PROVIDED DATA —

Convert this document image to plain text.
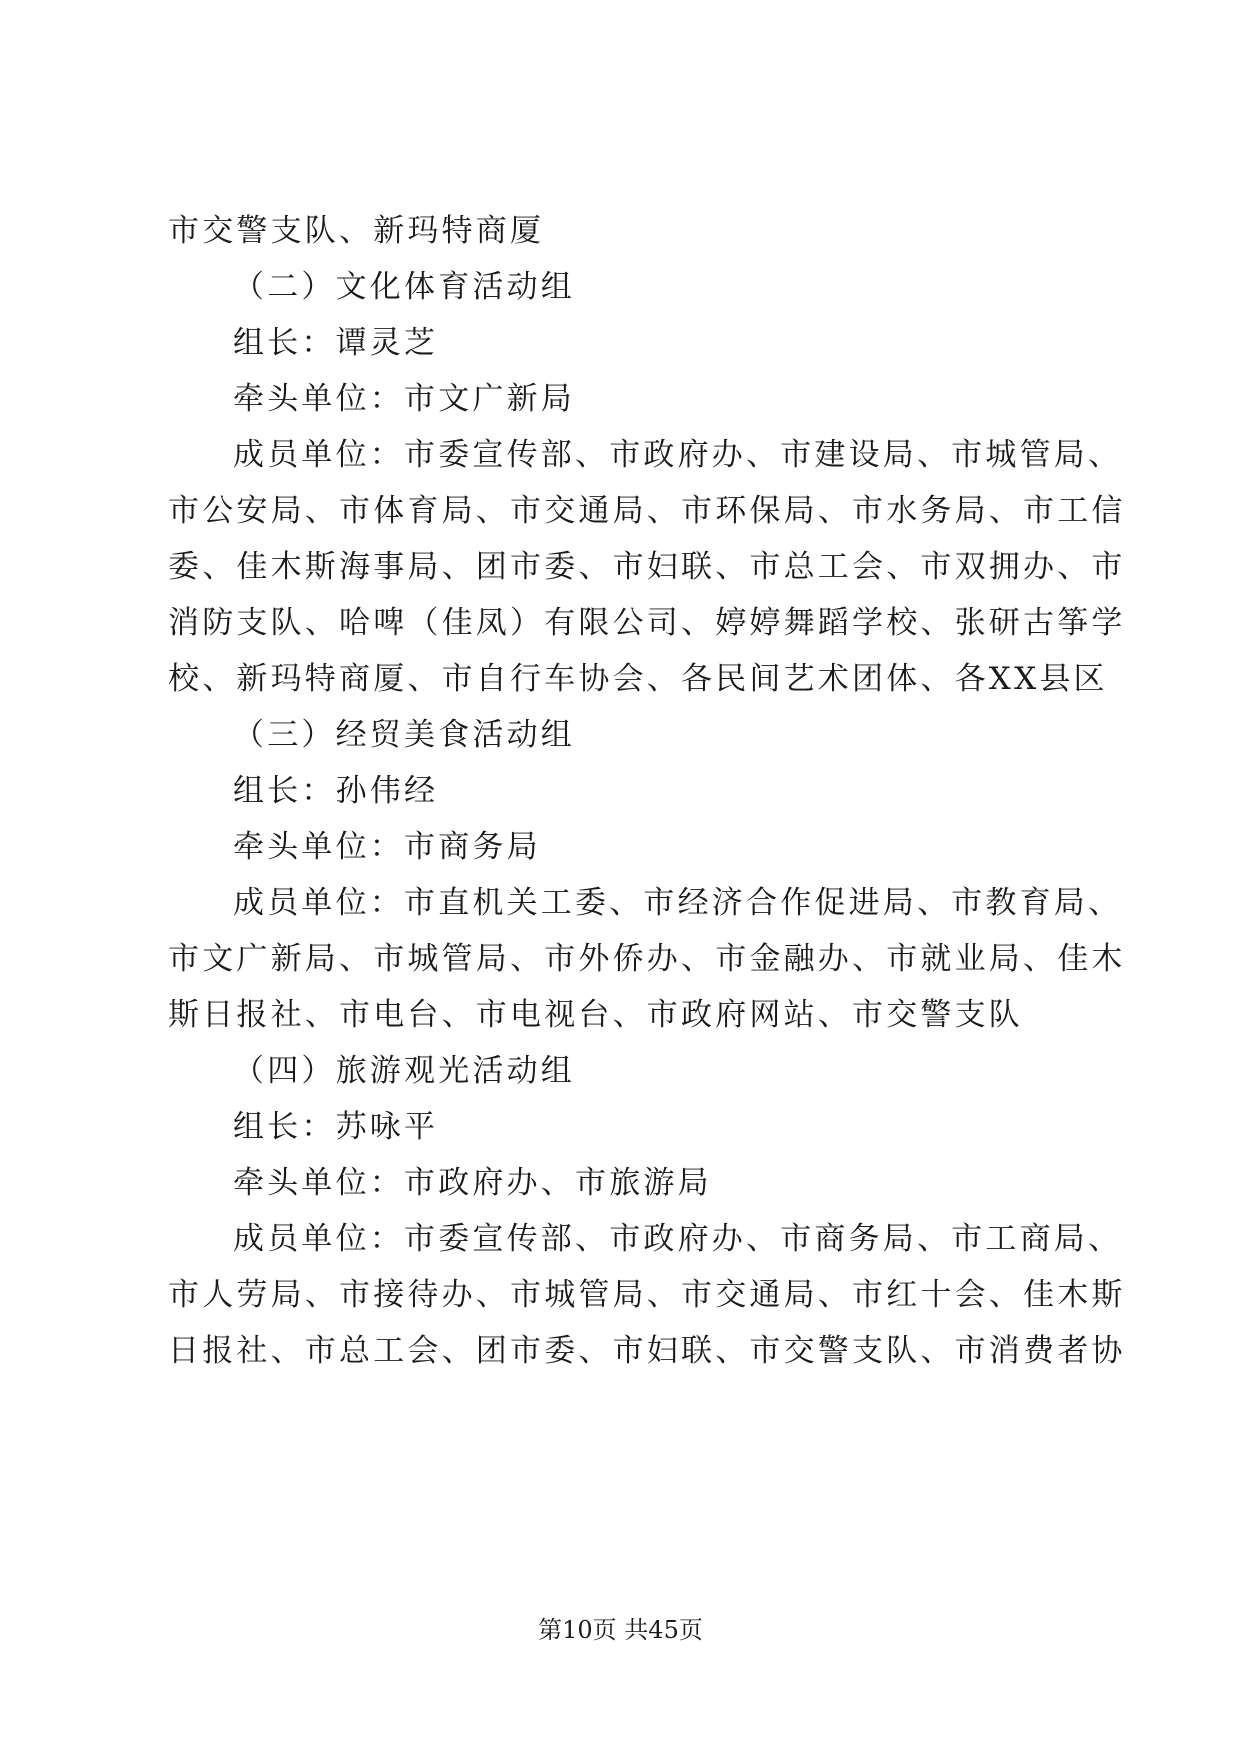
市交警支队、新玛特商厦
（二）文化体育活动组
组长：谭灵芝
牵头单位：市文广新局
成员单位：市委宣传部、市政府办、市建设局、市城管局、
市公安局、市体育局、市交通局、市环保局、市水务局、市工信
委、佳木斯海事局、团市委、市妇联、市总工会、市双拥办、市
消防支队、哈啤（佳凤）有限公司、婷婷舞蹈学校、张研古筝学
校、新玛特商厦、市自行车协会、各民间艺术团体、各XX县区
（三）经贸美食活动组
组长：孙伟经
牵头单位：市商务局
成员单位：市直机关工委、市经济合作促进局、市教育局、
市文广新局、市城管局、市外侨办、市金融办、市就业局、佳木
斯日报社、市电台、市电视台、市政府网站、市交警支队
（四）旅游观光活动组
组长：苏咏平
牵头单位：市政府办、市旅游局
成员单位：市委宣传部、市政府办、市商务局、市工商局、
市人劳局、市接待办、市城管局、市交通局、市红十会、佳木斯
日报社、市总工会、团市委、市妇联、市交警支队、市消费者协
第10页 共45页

EXERCISE OBJECTIVE —
Read the entries and pick out all lines that include the word "市文广新局".

PROBLEM SOLUTION —
牵头单位：市文广新局
市文广新局、市城管局、市外侨办、市金融办、市就业局、佳木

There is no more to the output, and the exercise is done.